### Task to complete
Among the entries below, find the lines with "Lorem" and copy them.

[Start of Exercise data]

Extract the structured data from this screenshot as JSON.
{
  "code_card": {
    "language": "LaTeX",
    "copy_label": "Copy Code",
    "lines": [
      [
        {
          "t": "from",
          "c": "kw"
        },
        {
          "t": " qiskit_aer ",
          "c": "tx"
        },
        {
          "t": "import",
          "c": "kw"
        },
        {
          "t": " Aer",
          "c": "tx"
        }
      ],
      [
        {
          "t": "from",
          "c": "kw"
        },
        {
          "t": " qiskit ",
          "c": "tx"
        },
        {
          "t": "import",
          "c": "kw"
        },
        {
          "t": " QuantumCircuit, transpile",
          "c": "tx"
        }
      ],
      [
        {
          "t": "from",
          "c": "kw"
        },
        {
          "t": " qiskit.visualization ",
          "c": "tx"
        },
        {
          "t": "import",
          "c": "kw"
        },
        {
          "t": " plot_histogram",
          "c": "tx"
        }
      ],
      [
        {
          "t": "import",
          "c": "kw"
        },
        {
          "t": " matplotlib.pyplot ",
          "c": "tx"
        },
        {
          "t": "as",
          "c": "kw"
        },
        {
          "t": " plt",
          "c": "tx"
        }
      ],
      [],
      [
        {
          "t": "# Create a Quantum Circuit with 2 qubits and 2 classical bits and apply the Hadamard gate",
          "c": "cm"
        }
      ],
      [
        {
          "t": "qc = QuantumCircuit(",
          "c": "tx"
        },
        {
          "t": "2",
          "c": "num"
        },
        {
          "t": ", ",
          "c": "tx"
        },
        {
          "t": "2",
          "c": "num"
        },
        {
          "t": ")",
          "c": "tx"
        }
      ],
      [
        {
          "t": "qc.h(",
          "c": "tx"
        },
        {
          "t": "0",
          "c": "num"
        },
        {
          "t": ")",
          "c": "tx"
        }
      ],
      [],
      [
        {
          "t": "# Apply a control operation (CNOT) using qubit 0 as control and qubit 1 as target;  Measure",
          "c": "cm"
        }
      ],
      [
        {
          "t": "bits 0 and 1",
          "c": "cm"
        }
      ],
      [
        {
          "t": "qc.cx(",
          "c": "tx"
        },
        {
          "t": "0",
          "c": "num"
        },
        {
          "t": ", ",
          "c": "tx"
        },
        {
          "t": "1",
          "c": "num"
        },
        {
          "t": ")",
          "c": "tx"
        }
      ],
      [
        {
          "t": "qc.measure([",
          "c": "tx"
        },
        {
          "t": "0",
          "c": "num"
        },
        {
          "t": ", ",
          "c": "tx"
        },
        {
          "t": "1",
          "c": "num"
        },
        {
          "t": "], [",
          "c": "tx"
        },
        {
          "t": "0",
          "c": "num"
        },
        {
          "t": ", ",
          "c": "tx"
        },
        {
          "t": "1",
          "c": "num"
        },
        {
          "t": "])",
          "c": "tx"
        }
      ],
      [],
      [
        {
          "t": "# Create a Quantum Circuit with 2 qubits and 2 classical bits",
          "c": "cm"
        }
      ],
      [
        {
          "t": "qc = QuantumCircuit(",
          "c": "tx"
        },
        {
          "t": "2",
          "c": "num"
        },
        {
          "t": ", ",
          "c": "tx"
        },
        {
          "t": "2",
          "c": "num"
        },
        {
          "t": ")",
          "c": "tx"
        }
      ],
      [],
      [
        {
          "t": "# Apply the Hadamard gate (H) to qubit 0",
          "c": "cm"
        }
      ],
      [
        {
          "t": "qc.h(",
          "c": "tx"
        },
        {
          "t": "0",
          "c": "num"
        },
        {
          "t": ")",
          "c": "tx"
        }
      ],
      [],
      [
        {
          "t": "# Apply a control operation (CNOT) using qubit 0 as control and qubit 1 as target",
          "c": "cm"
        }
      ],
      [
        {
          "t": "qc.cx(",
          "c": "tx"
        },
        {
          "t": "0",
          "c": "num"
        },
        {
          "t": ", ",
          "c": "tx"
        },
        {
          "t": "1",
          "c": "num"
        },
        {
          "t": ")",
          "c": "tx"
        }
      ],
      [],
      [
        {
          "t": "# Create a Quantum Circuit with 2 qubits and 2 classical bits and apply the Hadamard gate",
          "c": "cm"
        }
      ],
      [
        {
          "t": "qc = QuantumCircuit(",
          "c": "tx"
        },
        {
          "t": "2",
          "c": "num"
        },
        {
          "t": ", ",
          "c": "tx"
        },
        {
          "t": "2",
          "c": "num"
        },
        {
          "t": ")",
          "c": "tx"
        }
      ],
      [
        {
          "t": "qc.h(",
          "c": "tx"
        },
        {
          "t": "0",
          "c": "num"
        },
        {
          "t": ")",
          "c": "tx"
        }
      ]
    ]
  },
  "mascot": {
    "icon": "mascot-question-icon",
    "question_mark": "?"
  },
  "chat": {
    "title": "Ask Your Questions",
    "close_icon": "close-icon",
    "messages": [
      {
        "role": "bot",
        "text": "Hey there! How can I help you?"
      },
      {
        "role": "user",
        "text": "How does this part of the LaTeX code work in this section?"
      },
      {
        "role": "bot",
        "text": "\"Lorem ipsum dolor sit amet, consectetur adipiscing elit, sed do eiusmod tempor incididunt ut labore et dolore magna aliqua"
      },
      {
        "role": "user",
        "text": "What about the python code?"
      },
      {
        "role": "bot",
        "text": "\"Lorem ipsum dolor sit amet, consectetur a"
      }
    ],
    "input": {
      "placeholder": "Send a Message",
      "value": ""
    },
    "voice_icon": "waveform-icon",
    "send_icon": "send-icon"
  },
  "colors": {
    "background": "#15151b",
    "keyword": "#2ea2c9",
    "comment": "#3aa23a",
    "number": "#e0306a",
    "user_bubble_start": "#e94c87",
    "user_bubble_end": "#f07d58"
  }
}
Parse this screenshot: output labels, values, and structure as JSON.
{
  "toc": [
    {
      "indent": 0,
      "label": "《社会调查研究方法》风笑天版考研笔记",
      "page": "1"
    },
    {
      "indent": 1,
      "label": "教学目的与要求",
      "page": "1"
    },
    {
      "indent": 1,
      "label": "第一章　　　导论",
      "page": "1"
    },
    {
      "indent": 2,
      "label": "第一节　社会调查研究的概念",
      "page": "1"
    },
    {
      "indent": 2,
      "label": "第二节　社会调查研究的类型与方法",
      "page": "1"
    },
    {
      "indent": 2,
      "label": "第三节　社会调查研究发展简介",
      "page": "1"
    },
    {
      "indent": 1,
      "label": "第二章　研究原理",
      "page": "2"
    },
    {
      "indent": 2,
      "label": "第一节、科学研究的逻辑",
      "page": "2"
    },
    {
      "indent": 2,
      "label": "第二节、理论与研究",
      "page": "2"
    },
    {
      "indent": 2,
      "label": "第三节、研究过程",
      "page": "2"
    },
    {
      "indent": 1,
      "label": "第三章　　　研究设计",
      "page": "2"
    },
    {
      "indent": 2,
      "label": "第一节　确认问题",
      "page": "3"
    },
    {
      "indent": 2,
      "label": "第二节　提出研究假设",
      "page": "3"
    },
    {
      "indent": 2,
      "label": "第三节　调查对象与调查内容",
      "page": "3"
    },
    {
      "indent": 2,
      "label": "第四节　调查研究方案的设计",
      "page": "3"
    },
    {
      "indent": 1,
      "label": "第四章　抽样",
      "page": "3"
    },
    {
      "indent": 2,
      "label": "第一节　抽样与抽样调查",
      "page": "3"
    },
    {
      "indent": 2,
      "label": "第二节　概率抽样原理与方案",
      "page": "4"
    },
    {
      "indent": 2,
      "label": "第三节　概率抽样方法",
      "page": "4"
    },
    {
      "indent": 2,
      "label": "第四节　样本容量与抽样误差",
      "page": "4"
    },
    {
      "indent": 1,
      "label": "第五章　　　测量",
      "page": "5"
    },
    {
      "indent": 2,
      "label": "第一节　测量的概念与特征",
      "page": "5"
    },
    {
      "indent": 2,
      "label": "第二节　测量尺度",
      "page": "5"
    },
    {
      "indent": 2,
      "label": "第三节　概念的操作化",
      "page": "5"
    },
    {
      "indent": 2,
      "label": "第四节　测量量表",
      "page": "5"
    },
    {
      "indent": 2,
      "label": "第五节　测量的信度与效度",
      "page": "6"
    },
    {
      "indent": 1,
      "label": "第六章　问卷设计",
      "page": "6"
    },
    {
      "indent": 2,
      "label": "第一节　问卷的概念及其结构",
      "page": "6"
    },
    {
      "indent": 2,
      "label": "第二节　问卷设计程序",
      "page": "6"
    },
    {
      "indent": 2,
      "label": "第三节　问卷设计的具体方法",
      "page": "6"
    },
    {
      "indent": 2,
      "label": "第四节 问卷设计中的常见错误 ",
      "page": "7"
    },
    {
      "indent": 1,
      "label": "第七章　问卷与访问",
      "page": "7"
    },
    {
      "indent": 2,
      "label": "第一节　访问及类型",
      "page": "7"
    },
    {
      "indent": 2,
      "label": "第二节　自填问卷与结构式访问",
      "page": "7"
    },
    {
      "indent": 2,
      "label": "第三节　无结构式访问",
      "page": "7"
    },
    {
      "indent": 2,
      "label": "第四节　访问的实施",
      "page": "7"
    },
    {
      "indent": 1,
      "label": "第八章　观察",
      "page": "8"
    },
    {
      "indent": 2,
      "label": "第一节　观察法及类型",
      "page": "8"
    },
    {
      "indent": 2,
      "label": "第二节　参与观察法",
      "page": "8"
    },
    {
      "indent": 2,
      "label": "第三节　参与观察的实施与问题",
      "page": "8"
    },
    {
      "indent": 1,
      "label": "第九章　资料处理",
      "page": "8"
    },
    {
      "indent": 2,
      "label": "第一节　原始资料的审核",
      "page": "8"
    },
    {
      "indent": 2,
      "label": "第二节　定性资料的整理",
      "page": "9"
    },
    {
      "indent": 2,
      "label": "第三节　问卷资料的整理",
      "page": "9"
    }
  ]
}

[End of Exercise data]

### Task solution
        "text": "\"Lorem ipsum dolor sit amet, consectetur adipiscing elit, sed do eiusmod tempor incididunt ut labore et dolore magna aliqua"
        "text": "\"Lorem ipsum dolor sit amet, consectetur a"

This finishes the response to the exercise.